• Given instruction: Print the complete set of entries exactly.

• Records provided:
------------
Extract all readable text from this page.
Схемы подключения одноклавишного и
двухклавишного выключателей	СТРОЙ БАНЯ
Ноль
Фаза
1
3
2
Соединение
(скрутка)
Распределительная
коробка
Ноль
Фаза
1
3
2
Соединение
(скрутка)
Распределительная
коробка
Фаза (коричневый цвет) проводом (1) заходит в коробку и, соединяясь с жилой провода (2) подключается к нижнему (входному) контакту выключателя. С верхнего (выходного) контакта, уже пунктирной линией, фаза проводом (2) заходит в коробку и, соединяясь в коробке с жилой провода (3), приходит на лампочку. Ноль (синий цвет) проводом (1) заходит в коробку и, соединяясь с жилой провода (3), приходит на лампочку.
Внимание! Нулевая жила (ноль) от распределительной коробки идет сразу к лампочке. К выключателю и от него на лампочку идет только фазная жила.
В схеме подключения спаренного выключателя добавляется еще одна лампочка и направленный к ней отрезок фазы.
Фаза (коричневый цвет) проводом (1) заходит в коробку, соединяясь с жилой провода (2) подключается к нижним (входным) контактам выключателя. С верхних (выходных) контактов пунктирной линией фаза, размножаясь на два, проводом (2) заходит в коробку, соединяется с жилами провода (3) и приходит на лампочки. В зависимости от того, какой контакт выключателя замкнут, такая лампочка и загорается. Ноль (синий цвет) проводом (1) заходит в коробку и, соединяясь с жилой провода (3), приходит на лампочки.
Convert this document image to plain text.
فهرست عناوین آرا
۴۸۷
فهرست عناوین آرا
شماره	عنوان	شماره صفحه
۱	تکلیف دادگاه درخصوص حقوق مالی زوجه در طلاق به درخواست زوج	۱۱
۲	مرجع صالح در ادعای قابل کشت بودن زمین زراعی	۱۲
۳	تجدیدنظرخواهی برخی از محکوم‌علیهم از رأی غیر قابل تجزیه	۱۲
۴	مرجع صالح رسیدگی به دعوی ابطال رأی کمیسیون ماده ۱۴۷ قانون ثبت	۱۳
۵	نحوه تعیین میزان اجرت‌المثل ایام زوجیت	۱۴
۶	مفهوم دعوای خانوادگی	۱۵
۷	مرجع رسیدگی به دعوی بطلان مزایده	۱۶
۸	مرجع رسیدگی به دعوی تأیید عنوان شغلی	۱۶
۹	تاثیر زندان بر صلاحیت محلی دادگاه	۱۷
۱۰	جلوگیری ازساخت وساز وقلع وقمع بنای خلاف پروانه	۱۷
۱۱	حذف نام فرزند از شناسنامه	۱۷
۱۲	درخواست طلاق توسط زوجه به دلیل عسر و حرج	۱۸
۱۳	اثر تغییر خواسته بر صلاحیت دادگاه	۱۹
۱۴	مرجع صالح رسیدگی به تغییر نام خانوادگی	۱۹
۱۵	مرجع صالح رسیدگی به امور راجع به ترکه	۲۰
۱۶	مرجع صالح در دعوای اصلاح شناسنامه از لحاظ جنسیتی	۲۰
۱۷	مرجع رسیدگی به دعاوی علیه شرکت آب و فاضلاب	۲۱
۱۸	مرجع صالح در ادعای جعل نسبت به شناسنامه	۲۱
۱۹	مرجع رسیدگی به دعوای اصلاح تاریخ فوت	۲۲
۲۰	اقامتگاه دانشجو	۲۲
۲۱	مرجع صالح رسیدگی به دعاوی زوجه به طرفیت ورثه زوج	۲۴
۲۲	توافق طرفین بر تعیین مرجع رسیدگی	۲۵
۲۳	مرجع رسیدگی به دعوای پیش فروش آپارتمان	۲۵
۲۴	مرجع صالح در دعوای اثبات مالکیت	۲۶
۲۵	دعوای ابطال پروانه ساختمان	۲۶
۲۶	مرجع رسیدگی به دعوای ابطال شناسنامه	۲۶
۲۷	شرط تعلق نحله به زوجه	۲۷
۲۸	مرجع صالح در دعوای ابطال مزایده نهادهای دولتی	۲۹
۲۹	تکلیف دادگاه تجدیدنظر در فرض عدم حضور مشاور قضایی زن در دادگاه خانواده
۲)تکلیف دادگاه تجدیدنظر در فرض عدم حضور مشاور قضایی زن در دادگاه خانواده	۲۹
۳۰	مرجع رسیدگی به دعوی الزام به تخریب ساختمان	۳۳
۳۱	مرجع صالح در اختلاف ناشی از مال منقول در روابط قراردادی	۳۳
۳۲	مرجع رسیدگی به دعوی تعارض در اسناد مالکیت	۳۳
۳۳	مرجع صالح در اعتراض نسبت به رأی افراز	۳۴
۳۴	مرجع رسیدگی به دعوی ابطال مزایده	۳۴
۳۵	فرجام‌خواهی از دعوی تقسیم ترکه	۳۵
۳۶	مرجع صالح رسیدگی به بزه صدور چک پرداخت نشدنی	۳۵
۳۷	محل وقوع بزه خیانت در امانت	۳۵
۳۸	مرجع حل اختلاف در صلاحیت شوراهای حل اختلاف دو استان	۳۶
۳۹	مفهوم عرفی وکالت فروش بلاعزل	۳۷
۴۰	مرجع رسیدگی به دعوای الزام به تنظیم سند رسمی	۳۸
------------
• Response:
Extract all readable text from this page.
Схемы подключения одноклавишного и
двухклавишного выключателей	СТРОЙ БАНЯ
Ноль
Фаза
1
3
2
Соединение
(скрутка)
Распределительная
коробка
Ноль
Фаза
1
3
2
Соединение
(скрутка)
Распределительная
коробка
Фаза (коричневый цвет) проводом (1) заходит в коробку и, соединяясь с жилой провода (2) подключается к нижнему (входному) контакту выключателя. С верхнего (выходного) контакта, уже пунктирной линией, фаза проводом (2) заходит в коробку и, соединяясь в коробке с жилой провода (3), приходит на лампочку. Ноль (синий цвет) проводом (1) заходит в коробку и, соединяясь с жилой провода (3), приходит на лампочку.
Внимание! Нулевая жила (ноль) от распределительной коробки идет сразу к лампочке. К выключателю и от него на лампочку идет только фазная жила.
В схеме подключения спаренного выключателя добавляется еще одна лампочка и направленный к ней отрезок фазы.
Фаза (коричневый цвет) проводом (1) заходит в коробку, соединяясь с жилой провода (2) подключается к нижним (входным) контактам выключателя. С верхних (выходных) контактов пунктирной линией фаза, размножаясь на два, проводом (2) заходит в коробку, соединяется с жилами провода (3) и приходит на лампочки. В зависимости от того, какой контакт выключателя замкнут, такая лампочка и загорается. Ноль (синий цвет) проводом (1) заходит в коробку и, соединяясь с жилой провода (3), приходит на лампочки.
Convert this document image to plain text.
فهرست عناوین آرا
۴۸۷
فهرست عناوین آرا
شماره	عنوان	شماره صفحه
۱	تکلیف دادگاه درخصوص حقوق مالی زوجه در طلاق به درخواست زوج	۱۱
۲	مرجع صالح در ادعای قابل کشت بودن زمین زراعی	۱۲
۳	تجدیدنظرخواهی برخی از محکوم‌علیهم از رأی غیر قابل تجزیه	۱۲
۴	مرجع صالح رسیدگی به دعوی ابطال رأی کمیسیون ماده ۱۴۷ قانون ثبت	۱۳
۵	نحوه تعیین میزان اجرت‌المثل ایام زوجیت	۱۴
۶	مفهوم دعوای خانوادگی	۱۵
۷	مرجع رسیدگی به دعوی بطلان مزایده	۱۶
۸	مرجع رسیدگی به دعوی تأیید عنوان شغلی	۱۶
۹	تاثیر زندان بر صلاحیت محلی دادگاه	۱۷
۱۰	جلوگیری ازساخت وساز وقلع وقمع بنای خلاف پروانه	۱۷
۱۱	حذف نام فرزند از شناسنامه	۱۷
۱۲	درخواست طلاق توسط زوجه به دلیل عسر و حرج	۱۸
۱۳	اثر تغییر خواسته بر صلاحیت دادگاه	۱۹
۱۴	مرجع صالح رسیدگی به تغییر نام خانوادگی	۱۹
۱۵	مرجع صالح رسیدگی به امور راجع به ترکه	۲۰
۱۶	مرجع صالح در دعوای اصلاح شناسنامه از لحاظ جنسیتی	۲۰
۱۷	مرجع رسیدگی به دعاوی علیه شرکت آب و فاضلاب	۲۱
۱۸	مرجع صالح در ادعای جعل نسبت به شناسنامه	۲۱
۱۹	مرجع رسیدگی به دعوای اصلاح تاریخ فوت	۲۲
۲۰	اقامتگاه دانشجو	۲۲
۲۱	مرجع صالح رسیدگی به دعاوی زوجه به طرفیت ورثه زوج	۲۴
۲۲	توافق طرفین بر تعیین مرجع رسیدگی	۲۵
۲۳	مرجع رسیدگی به دعوای پیش فروش آپارتمان	۲۵
۲۴	مرجع صالح در دعوای اثبات مالکیت	۲۶
۲۵	دعوای ابطال پروانه ساختمان	۲۶
۲۶	مرجع رسیدگی به دعوای ابطال شناسنامه	۲۶
۲۷	شرط تعلق نحله به زوجه	۲۷
۲۸	مرجع صالح در دعوای ابطال مزایده نهادهای دولتی	۲۹
۲۹	تکلیف دادگاه تجدیدنظر در فرض عدم حضور مشاور قضایی زن در دادگاه خانواده
۲)تکلیف دادگاه تجدیدنظر در فرض عدم حضور مشاور قضایی زن در دادگاه خانواده	۲۹
۳۰	مرجع رسیدگی به دعوی الزام به تخریب ساختمان	۳۳
۳۱	مرجع صالح در اختلاف ناشی از مال منقول در روابط قراردادی	۳۳
۳۲	مرجع رسیدگی به دعوی تعارض در اسناد مالکیت	۳۳
۳۳	مرجع صالح در اعتراض نسبت به رأی افراز	۳۴
۳۴	مرجع رسیدگی به دعوی ابطال مزایده	۳۴
۳۵	فرجام‌خواهی از دعوی تقسیم ترکه	۳۵
۳۶	مرجع صالح رسیدگی به بزه صدور چک پرداخت نشدنی	۳۵
۳۷	محل وقوع بزه خیانت در امانت	۳۵
۳۸	مرجع حل اختلاف در صلاحیت شوراهای حل اختلاف دو استان	۳۶
۳۹	مفهوم عرفی وکالت فروش بلاعزل	۳۷
۴۰	مرجع رسیدگی به دعوای الزام به تنظیم سند رسمی	۳۸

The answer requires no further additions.